Using the material that follows, identify and copy each line with the string "text".
━━━ Data rows ━━━
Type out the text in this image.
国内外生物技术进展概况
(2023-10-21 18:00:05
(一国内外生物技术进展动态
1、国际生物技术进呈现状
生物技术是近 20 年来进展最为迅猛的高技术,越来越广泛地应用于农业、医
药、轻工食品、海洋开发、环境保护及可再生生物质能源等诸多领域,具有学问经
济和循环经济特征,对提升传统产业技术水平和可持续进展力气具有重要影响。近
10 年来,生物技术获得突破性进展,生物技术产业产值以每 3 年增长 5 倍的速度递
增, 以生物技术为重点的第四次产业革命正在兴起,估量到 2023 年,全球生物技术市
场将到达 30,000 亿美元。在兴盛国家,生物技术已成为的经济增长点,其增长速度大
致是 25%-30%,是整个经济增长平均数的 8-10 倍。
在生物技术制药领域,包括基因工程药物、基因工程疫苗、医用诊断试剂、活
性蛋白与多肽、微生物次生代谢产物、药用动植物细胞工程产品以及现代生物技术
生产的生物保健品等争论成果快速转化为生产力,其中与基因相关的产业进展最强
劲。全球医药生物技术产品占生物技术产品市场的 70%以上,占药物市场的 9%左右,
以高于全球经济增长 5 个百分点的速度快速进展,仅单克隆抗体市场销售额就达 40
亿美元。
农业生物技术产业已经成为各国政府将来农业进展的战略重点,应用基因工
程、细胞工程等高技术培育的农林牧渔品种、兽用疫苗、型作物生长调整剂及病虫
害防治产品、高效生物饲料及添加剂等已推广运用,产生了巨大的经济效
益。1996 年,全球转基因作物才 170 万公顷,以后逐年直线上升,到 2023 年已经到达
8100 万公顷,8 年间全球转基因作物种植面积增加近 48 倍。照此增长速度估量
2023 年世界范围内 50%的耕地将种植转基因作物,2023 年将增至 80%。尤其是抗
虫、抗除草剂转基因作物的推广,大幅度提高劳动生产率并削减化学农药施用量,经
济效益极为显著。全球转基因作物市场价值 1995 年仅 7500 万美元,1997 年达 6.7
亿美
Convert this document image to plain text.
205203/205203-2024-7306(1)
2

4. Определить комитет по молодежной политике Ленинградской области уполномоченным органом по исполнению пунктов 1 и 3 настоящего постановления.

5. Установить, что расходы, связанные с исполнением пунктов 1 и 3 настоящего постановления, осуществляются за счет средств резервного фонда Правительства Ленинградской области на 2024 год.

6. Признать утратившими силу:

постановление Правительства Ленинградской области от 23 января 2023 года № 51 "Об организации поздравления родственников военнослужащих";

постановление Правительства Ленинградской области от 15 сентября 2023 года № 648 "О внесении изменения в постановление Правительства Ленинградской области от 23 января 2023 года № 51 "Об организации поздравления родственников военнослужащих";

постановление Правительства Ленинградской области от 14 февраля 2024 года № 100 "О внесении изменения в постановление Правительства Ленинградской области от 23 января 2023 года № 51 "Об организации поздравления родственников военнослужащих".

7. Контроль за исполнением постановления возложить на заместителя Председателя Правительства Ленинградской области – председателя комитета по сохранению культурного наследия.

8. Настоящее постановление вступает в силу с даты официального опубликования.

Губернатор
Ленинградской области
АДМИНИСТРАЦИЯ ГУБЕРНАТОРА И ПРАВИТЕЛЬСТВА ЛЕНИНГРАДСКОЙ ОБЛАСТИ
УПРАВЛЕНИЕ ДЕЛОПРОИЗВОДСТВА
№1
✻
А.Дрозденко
━━━
Response to the exercise
Type out the text in this image.
Convert this document image to plain text.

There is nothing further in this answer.